- [Data supplied]:
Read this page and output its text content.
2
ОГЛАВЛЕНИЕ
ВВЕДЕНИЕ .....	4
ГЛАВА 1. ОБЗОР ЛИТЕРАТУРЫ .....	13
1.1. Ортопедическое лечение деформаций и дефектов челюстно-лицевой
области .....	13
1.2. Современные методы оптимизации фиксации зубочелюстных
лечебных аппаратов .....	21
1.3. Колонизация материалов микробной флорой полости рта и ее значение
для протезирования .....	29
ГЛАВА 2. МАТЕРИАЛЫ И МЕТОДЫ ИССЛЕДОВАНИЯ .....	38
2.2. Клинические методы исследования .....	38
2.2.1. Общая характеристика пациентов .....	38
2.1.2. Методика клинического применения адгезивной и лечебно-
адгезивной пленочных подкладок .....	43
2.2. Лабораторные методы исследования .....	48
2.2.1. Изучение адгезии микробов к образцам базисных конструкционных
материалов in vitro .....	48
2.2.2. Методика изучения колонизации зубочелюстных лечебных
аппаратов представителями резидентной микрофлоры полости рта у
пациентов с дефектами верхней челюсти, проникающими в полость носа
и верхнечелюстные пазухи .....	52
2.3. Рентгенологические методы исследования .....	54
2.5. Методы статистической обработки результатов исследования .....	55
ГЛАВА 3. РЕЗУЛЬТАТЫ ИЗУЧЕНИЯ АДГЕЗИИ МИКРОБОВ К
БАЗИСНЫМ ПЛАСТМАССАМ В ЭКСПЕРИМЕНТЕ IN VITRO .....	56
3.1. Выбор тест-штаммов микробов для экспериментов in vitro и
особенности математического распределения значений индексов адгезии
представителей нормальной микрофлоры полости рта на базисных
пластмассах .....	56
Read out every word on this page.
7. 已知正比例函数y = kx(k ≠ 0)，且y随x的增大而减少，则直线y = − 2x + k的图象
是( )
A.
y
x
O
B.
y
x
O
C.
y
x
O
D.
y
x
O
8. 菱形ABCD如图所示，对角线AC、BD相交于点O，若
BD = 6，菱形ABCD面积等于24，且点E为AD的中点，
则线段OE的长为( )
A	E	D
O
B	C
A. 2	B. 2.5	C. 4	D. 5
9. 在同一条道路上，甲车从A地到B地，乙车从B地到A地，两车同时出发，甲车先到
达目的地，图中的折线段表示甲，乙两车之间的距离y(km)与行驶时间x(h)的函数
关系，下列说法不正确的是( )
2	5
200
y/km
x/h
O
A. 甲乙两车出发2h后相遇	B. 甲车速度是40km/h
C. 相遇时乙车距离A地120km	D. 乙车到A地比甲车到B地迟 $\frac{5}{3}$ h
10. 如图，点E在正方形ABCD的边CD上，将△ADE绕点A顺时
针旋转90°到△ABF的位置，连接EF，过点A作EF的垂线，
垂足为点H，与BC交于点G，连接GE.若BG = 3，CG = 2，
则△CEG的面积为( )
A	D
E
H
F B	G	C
==
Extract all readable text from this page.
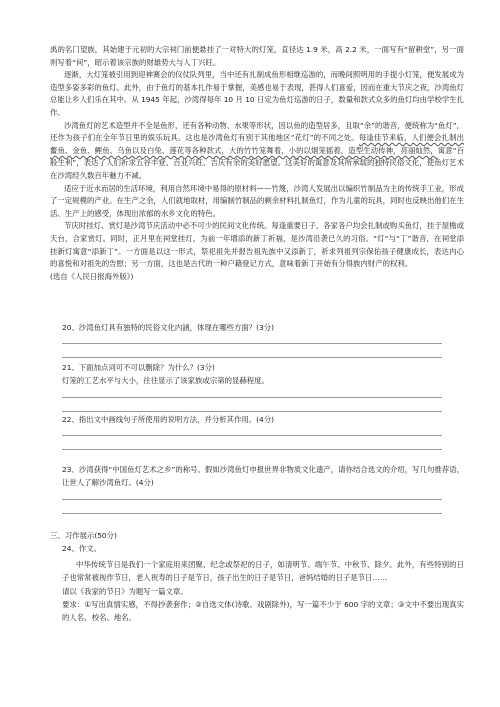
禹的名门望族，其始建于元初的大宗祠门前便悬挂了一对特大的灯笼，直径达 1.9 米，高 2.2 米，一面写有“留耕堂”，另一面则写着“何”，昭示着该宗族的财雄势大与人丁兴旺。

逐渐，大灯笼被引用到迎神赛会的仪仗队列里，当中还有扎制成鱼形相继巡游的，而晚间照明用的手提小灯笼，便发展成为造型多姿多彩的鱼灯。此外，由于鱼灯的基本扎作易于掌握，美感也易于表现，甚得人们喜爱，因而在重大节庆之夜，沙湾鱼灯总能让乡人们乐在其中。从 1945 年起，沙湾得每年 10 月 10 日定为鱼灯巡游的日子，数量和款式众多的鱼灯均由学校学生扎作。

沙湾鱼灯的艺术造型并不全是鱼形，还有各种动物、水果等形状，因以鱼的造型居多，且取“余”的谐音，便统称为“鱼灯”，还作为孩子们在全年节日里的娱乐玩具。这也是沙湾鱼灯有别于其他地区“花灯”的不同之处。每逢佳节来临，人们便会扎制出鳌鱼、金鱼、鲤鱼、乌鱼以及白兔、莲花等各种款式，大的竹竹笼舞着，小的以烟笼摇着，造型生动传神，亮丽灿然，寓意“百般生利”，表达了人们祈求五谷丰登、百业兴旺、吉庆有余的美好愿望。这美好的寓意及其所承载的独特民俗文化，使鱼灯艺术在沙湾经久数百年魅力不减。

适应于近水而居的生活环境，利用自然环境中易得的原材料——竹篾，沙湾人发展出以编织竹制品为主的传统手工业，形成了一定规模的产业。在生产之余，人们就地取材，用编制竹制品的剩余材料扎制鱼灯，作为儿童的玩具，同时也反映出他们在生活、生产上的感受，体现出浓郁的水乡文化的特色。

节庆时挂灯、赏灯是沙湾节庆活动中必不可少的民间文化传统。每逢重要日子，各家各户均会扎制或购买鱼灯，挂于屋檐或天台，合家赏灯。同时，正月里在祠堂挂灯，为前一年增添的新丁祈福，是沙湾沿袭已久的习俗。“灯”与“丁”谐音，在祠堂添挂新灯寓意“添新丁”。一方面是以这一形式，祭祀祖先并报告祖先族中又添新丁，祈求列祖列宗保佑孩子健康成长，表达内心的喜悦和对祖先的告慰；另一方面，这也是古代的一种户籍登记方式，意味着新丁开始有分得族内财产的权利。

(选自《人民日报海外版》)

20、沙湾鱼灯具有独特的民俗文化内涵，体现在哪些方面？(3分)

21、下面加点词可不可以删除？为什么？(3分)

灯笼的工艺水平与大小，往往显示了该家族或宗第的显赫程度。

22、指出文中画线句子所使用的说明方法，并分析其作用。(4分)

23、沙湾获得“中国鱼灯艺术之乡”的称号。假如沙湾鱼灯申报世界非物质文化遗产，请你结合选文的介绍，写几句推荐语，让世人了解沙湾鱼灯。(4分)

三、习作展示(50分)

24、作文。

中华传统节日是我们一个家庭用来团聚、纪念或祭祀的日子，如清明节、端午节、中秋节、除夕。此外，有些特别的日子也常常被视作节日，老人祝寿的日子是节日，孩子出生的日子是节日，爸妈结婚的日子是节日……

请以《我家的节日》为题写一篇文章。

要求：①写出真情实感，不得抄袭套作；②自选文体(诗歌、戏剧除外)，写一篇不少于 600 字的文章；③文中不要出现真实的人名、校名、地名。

- [Direction]: Collect the complete line wherever the string "аппаратов" appears in the records.

- [Exercise answer]:
лечебных аппаратов .....	21
аппаратов представителями резидентной микрофлоры полости рта у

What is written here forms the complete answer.